TASK GOAL: Are you able to retype all the records below exactly?
---------- SUPPLIED MATERIAL
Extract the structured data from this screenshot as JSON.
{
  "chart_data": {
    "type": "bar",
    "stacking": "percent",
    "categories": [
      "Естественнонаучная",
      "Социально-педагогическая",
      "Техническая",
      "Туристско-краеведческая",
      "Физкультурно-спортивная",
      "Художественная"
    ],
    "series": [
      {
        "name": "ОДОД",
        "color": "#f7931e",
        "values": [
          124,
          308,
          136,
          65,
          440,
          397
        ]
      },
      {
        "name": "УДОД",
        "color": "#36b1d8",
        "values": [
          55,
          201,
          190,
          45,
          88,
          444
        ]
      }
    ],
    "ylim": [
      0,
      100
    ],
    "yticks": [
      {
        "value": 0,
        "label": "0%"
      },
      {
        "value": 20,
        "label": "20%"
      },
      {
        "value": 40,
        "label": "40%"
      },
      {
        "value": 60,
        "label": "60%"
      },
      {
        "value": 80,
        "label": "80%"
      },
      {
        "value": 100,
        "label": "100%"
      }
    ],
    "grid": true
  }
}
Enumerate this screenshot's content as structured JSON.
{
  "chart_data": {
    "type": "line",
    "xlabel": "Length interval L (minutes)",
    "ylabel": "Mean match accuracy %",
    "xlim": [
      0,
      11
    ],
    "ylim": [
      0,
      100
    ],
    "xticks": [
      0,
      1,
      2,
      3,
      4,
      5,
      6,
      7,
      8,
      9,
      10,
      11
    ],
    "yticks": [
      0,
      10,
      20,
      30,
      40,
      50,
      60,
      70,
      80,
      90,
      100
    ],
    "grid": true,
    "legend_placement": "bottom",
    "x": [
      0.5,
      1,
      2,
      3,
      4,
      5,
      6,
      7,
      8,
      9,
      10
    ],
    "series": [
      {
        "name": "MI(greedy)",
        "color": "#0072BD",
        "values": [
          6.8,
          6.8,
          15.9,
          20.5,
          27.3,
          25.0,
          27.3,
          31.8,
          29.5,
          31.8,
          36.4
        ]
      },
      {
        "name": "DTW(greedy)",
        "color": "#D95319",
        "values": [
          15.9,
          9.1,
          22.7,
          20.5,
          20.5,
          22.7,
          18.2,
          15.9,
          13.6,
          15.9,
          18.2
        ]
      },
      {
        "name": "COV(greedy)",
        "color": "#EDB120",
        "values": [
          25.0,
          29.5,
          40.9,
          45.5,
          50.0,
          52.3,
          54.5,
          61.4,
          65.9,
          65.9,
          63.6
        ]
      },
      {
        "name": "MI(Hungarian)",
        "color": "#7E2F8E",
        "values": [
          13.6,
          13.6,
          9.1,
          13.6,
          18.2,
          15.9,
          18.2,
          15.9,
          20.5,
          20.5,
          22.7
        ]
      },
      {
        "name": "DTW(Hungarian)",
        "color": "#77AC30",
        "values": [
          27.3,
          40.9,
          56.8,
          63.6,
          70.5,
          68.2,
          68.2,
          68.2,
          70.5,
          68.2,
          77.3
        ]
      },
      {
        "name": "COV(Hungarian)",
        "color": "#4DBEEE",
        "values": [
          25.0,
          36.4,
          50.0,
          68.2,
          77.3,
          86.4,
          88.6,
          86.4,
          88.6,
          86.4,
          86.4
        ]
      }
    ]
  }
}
--------------------
FINAL RESULT:
Extract the structured data from this screenshot as JSON.
{
  "chart_data": {
    "type": "bar",
    "stacking": "percent",
    "categories": [
      "Естественнонаучная",
      "Социально-педагогическая",
      "Техническая",
      "Туристско-краеведческая",
      "Физкультурно-спортивная",
      "Художественная"
    ],
    "series": [
      {
        "name": "ОДОД",
        "color": "#f7931e",
        "values": [
          124,
          308,
          136,
          65,
          440,
          397
        ]
      },
      {
        "name": "УДОД",
        "color": "#36b1d8",
        "values": [
          55,
          201,
          190,
          45,
          88,
          444
        ]
      }
    ],
    "ylim": [
      0,
      100
    ],
    "yticks": [
      {
        "value": 0,
        "label": "0%"
      },
      {
        "value": 20,
        "label": "20%"
      },
      {
        "value": 40,
        "label": "40%"
      },
      {
        "value": 60,
        "label": "60%"
      },
      {
        "value": 80,
        "label": "80%"
      },
      {
        "value": 100,
        "label": "100%"
      }
    ],
    "grid": true
  }
}
Enumerate this screenshot's content as structured JSON.
{
  "chart_data": {
    "type": "line",
    "xlabel": "Length interval L (minutes)",
    "ylabel": "Mean match accuracy %",
    "xlim": [
      0,
      11
    ],
    "ylim": [
      0,
      100
    ],
    "xticks": [
      0,
      1,
      2,
      3,
      4,
      5,
      6,
      7,
      8,
      9,
      10,
      11
    ],
    "yticks": [
      0,
      10,
      20,
      30,
      40,
      50,
      60,
      70,
      80,
      90,
      100
    ],
    "grid": true,
    "legend_placement": "bottom",
    "x": [
      0.5,
      1,
      2,
      3,
      4,
      5,
      6,
      7,
      8,
      9,
      10
    ],
    "series": [
      {
        "name": "MI(greedy)",
        "color": "#0072BD",
        "values": [
          6.8,
          6.8,
          15.9,
          20.5,
          27.3,
          25.0,
          27.3,
          31.8,
          29.5,
          31.8,
          36.4
        ]
      },
      {
        "name": "DTW(greedy)",
        "color": "#D95319",
        "values": [
          15.9,
          9.1,
          22.7,
          20.5,
          20.5,
          22.7,
          18.2,
          15.9,
          13.6,
          15.9,
          18.2
        ]
      },
      {
        "name": "COV(greedy)",
        "color": "#EDB120",
        "values": [
          25.0,
          29.5,
          40.9,
          45.5,
          50.0,
          52.3,
          54.5,
          61.4,
          65.9,
          65.9,
          63.6
        ]
      },
      {
        "name": "MI(Hungarian)",
        "color": "#7E2F8E",
        "values": [
          13.6,
          13.6,
          9.1,
          13.6,
          18.2,
          15.9,
          18.2,
          15.9,
          20.5,
          20.5,
          22.7
        ]
      },
      {
        "name": "DTW(Hungarian)",
        "color": "#77AC30",
        "values": [
          27.3,
          40.9,
          56.8,
          63.6,
          70.5,
          68.2,
          68.2,
          68.2,
          70.5,
          68.2,
          77.3
        ]
      },
      {
        "name": "COV(Hungarian)",
        "color": "#4DBEEE",
        "values": [
          25.0,
          36.4,
          50.0,
          68.2,
          77.3,
          86.4,
          88.6,
          86.4,
          88.6,
          86.4,
          86.4
        ]
      }
    ]
  }
}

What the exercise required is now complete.